------ Information provided

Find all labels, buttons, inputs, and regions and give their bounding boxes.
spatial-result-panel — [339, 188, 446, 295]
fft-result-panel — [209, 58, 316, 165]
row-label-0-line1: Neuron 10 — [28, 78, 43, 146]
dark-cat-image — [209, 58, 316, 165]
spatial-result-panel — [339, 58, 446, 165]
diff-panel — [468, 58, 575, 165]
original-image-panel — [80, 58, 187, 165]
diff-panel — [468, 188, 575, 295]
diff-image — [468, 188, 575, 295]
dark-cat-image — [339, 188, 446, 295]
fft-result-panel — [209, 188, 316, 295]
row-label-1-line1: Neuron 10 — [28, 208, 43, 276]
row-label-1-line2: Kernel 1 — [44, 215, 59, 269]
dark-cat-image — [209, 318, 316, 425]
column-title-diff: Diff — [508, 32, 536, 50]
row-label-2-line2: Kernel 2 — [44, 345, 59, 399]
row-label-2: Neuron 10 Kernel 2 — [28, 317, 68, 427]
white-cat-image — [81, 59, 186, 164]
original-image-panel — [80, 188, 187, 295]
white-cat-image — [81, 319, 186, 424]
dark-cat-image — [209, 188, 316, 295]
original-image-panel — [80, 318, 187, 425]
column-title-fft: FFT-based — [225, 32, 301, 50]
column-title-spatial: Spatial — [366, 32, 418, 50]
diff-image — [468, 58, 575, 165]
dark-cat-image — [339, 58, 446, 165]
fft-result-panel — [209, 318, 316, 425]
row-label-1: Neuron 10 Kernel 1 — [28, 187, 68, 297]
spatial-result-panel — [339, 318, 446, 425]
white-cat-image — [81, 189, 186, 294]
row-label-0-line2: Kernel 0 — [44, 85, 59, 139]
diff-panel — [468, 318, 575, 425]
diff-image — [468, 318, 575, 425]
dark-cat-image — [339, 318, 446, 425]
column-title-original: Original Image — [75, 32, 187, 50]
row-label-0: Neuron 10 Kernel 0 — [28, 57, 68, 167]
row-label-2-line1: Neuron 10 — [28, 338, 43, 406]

------------
------ Information provided

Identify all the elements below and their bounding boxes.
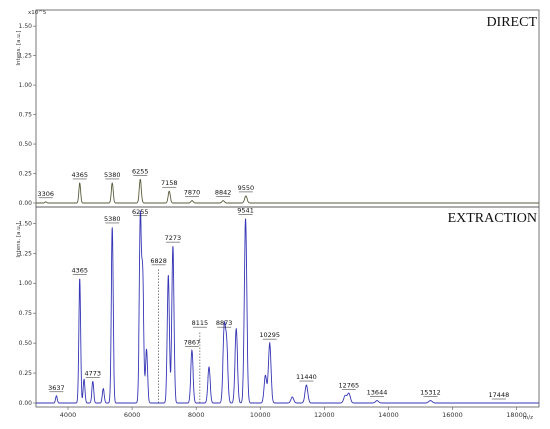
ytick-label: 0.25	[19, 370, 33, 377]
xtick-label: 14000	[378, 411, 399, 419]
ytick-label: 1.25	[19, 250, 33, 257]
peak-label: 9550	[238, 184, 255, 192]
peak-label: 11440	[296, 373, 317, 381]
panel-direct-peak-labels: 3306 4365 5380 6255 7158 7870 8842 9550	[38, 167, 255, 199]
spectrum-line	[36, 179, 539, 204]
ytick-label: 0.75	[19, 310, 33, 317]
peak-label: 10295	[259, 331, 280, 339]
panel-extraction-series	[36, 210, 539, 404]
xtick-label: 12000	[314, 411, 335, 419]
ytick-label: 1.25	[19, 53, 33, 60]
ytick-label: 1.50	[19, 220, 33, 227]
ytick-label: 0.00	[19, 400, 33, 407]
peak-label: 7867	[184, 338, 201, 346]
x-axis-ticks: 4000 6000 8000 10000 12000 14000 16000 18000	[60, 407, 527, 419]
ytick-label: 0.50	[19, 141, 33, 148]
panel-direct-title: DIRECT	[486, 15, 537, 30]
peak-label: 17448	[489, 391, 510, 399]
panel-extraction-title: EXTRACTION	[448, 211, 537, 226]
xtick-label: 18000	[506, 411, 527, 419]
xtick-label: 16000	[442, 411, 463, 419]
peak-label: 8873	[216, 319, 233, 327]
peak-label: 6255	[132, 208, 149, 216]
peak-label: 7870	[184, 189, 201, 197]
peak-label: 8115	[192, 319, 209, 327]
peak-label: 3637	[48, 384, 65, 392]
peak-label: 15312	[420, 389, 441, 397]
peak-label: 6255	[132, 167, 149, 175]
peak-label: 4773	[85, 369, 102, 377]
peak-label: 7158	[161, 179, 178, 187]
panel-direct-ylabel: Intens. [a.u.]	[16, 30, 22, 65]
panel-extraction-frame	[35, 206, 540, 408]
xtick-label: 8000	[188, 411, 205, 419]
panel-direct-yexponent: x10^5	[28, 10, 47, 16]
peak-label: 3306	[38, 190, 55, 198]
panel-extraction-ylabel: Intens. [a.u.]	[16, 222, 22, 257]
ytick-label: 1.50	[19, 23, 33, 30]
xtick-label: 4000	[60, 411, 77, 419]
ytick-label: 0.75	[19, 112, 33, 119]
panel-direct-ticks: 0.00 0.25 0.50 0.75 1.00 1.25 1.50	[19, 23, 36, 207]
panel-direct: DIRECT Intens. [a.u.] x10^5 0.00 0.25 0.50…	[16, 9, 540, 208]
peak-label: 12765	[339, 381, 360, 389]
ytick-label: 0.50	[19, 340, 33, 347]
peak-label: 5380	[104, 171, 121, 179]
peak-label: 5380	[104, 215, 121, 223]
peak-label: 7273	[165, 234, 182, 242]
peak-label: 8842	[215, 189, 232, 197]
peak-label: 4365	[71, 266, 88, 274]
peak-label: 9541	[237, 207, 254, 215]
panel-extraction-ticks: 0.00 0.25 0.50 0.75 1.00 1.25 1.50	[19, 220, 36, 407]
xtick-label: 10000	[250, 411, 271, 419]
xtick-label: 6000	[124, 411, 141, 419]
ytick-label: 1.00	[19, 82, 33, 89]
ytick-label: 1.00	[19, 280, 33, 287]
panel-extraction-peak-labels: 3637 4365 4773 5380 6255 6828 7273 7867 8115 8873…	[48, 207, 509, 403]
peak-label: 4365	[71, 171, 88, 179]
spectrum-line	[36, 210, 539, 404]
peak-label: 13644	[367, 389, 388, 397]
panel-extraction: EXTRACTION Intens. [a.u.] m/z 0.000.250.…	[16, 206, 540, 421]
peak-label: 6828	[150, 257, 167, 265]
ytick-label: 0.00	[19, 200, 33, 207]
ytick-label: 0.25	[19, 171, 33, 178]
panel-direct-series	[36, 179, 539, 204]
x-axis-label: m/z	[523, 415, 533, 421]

------------

» Your task
Reproduce word for word the lines beginning with the line containing "Find all labels, buttons, inputs, and" and running through the line containing "diff-panel — [468, 188, 575, 295]", both of those lines included.

» Exercise output
Find all labels, buttons, inputs, and regions and give their bounding boxes.
spatial-result-panel — [339, 188, 446, 295]
fft-result-panel — [209, 58, 316, 165]
row-label-0-line1: Neuron 10 — [28, 78, 43, 146]
dark-cat-image — [209, 58, 316, 165]
spatial-result-panel — [339, 58, 446, 165]
diff-panel — [468, 58, 575, 165]
original-image-panel — [80, 58, 187, 165]
diff-panel — [468, 188, 575, 295]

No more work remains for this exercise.